- _TASK INSTRUCTIONS_:
Extract every line of the material that holds the string "间导线断路".

......

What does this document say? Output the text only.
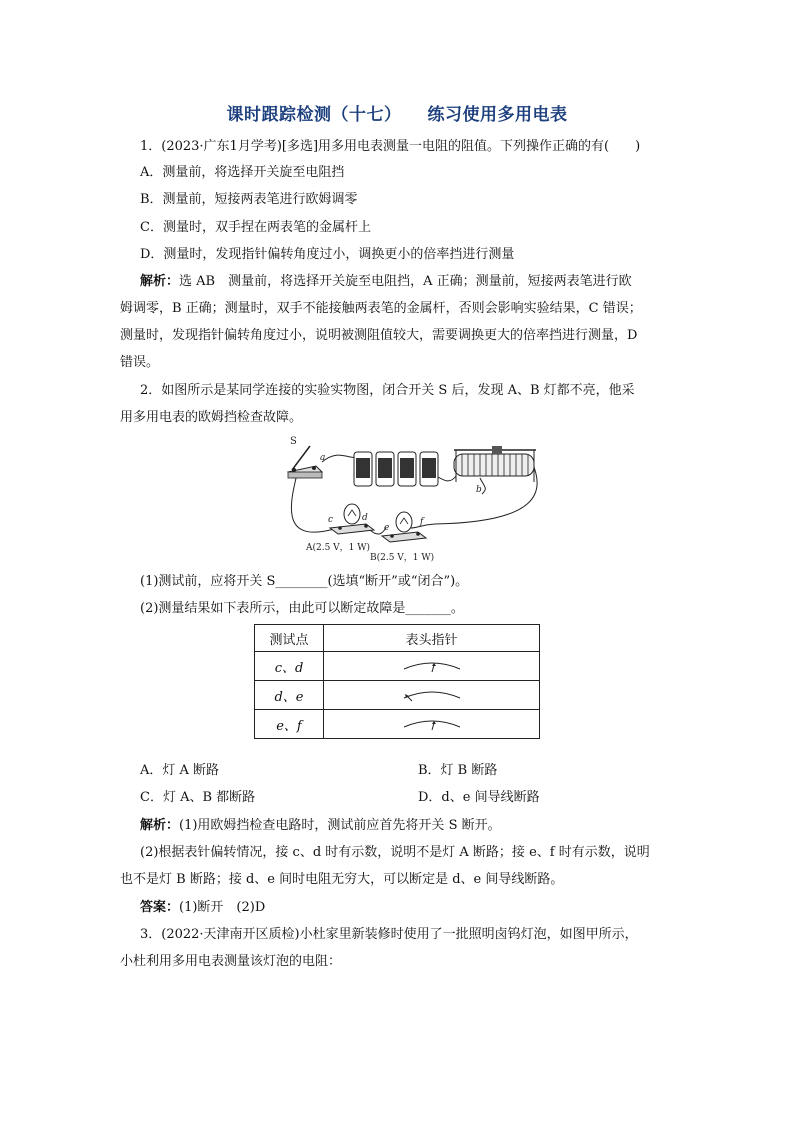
课时跟踪检测（十七） 练习使用多用电表
1．(2023·广东1月学考)[多选]用多用电表测量一电阻的阻值。下列操作正确的有(　　)
A．测量前，将选择开关旋至电阻挡
B．测量前，短接两表笔进行欧姆调零
C．测量时，双手捏在两表笔的金属杆上
D．测量时，发现指针偏转角度过小，调换更小的倍率挡进行测量
解析：选 AB　测量前，将选择开关旋至电阻挡，A 正确；测量前，短接两表笔进行欧
姆调零，B 正确；测量时，双手不能接触两表笔的金属杆，否则会影响实验结果，C 错误；
测量时，发现指针偏转角度过小，说明被测阻值较大，需要调换更大的倍率挡进行测量，D
错误。
2．如图所示是某同学连接的实验实物图，闭合开关 S 后，发现 A、B 灯都不亮，他采
用多用电表的欧姆挡检查故障。
S
a
b
c	d
A(2.5 V，1 W)
e
f
B(2.5 V，1 W)
(1)测试前，应将开关 S________(选填“断开”或“闭合”)。
(2)测量结果如下表所示，由此可以断定故障是_______。
测试点	表头指针
c、d	

d、e	

e、f	
A．灯 A 断路	B．灯 B 断路
C．灯 A、B 都断路	D．d、e 间导线断路
解析：(1)用欧姆挡检查电路时，测试前应首先将开关 S 断开。
(2)根据表针偏转情况，接 c、d 时有示数，说明不是灯 A 断路；接 e、f 时有示数，说明
也不是灯 B 断路；接 d、e 间时电阻无穷大，可以断定是 d、e 间导线断路。
答案：(1)断开　(2)D
3．(2022·天津南开区质检)小杜家里新装修时使用了一批照明卤钨灯泡，如图甲所示，
小杜利用多用电表测量该灯泡的电阻：
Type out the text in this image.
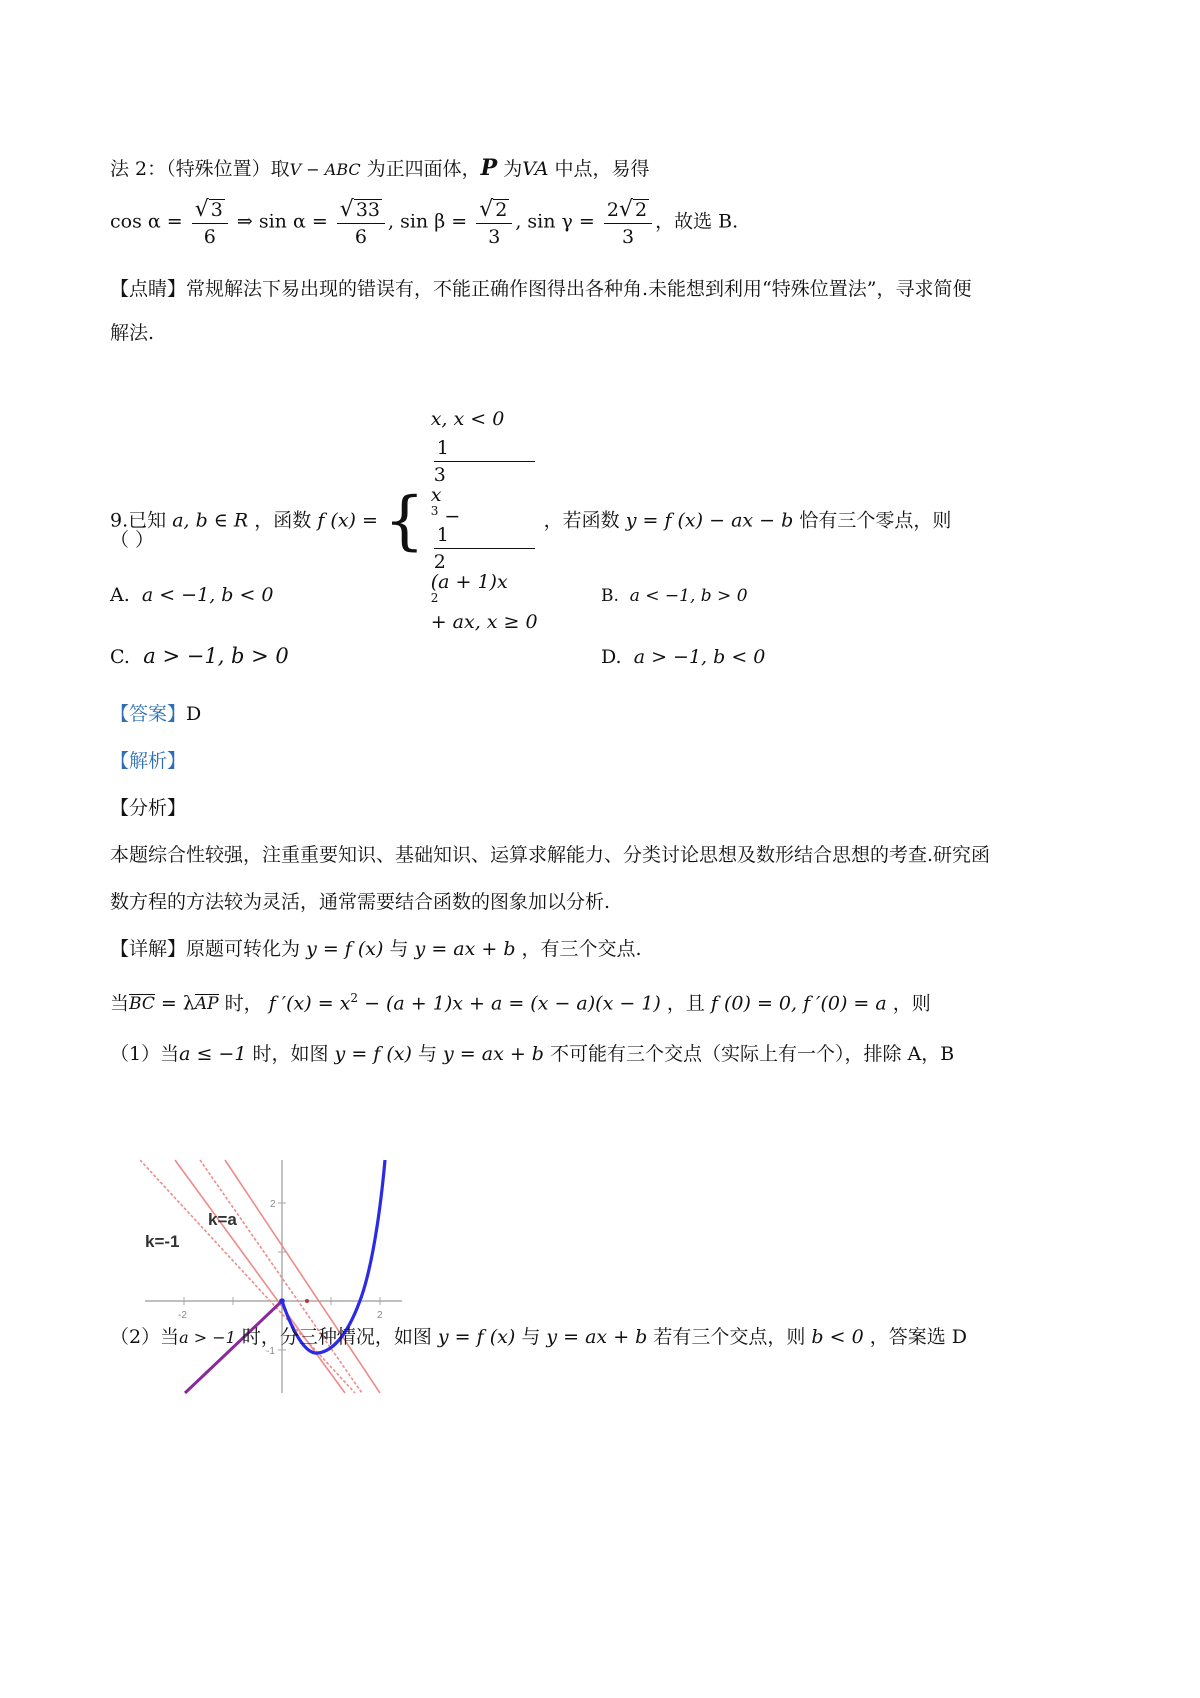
法 2：（特殊位置）取V − ABC 为正四面体，P 为VA 中点，易得
$\cos \alpha = \frac{√ 3}{6}$ ⇒ $\sin \alpha = \frac{√ 33}{6}$ , $\sin \beta = \frac{√ 2}{3}$ , $\sin \gamma = \frac{2 √ 2}{3}$ ，故选 B.
【点睛】常规解法下易出现的错误有，不能正确作图得出各种角.未能想到利用“特殊位置法”，寻求简便
解法.
9.已知 a, b ∈ R ，函数 f (x) = {
x, x < 0
1
3
x
$^3$ −
1
2
(a + 1)x
$^2$
+ ax, x ≥ 0
，若函数 y = f (x) − ax − b 恰有三个零点，则
（ ）
A. a < −1, b < 0	B. a < −1, b > 0
C. a > −1, b > 0	D. a > −1, b < 0
【答案】D
【解析】
【分析】
本题综合性较强，注重重要知识、基础知识、运算求解能力、分类讨论思想及数形结合思想的考查.研究函
数方程的方法较为灵活，通常需要结合函数的图象加以分析.
【详解】原题可转化为 y = f (x) 与 y = ax + b ，有三个交点.
当BC = λAP 时， f $'(x) = x^2 - (a + 1)x + a = (x - a)(x - 1)$ ，且 f (0) = 0, f ′(0) = a ，则
（1）当a ≤ −1 时，如图 y = f (x) 与 y = ax + b 不可能有三个交点（实际上有一个），排除 A，B
-2	2
2
-1
k=-1
k=a
（2）当a > −1 时，分三种情况，如图 y = f (x) 与 y = ax + b 若有三个交点，则 b < 0 ，答案选 D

......

- _THE ANSWER_:
C．灯 A、B 都断路	D．d、e 间导线断路
也不是灯 B 断路；接 d、e 间时电阻无穷大，可以断定是 d、e 间导线断路。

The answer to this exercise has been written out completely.